◆ **The task**
Copy every record word for word.

##### Records supplied

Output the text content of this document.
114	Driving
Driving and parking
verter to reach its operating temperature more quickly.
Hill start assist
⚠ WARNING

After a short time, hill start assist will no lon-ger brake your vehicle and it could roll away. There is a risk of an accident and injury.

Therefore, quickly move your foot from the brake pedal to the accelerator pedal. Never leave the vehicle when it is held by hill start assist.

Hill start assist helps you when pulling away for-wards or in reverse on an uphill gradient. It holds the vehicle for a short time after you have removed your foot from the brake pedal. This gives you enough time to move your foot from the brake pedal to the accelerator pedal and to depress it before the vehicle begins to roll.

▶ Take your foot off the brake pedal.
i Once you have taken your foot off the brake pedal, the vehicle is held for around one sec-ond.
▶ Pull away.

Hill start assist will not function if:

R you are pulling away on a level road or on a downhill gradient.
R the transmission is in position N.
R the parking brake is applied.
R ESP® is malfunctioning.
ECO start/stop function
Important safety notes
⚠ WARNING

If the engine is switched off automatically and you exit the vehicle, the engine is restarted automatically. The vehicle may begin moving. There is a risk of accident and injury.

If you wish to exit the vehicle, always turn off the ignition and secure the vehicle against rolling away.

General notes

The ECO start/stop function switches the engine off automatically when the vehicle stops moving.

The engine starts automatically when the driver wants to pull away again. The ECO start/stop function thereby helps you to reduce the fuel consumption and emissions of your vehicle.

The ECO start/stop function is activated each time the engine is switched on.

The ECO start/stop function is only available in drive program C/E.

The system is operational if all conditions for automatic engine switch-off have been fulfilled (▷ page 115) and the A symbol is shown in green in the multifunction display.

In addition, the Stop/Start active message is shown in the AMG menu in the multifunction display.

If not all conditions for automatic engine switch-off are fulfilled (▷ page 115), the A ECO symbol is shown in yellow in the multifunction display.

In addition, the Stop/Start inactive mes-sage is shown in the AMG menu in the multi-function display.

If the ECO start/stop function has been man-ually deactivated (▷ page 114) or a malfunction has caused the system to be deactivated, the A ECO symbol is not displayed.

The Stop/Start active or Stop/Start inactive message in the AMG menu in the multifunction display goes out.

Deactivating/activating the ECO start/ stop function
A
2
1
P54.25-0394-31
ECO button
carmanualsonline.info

##########

◆ **Solution to this task**
Output the text content of this document.
114	Driving
Driving and parking
verter to reach its operating temperature more quickly.
Hill start assist
⚠ WARNING

After a short time, hill start assist will no lon-ger brake your vehicle and it could roll away. There is a risk of an accident and injury.

Therefore, quickly move your foot from the brake pedal to the accelerator pedal. Never leave the vehicle when it is held by hill start assist.

Hill start assist helps you when pulling away for-wards or in reverse on an uphill gradient. It holds the vehicle for a short time after you have removed your foot from the brake pedal. This gives you enough time to move your foot from the brake pedal to the accelerator pedal and to depress it before the vehicle begins to roll.

▶ Take your foot off the brake pedal.
i Once you have taken your foot off the brake pedal, the vehicle is held for around one sec-ond.
▶ Pull away.

Hill start assist will not function if:

R you are pulling away on a level road or on a downhill gradient.
R the transmission is in position N.
R the parking brake is applied.
R ESP® is malfunctioning.
ECO start/stop function
Important safety notes
⚠ WARNING

If the engine is switched off automatically and you exit the vehicle, the engine is restarted automatically. The vehicle may begin moving. There is a risk of accident and injury.

If you wish to exit the vehicle, always turn off the ignition and secure the vehicle against rolling away.

General notes

The ECO start/stop function switches the engine off automatically when the vehicle stops moving.

The engine starts automatically when the driver wants to pull away again. The ECO start/stop function thereby helps you to reduce the fuel consumption and emissions of your vehicle.

The ECO start/stop function is activated each time the engine is switched on.

The ECO start/stop function is only available in drive program C/E.

The system is operational if all conditions for automatic engine switch-off have been fulfilled (▷ page 115) and the A symbol is shown in green in the multifunction display.

In addition, the Stop/Start active message is shown in the AMG menu in the multifunction display.

If not all conditions for automatic engine switch-off are fulfilled (▷ page 115), the A ECO symbol is shown in yellow in the multifunction display.

In addition, the Stop/Start inactive mes-sage is shown in the AMG menu in the multi-function display.

If the ECO start/stop function has been man-ually deactivated (▷ page 114) or a malfunction has caused the system to be deactivated, the A ECO symbol is not displayed.

The Stop/Start active or Stop/Start inactive message in the AMG menu in the multifunction display goes out.

Deactivating/activating the ECO start/ stop function
A
2
1
P54.25-0394-31
ECO button
carmanualsonline.info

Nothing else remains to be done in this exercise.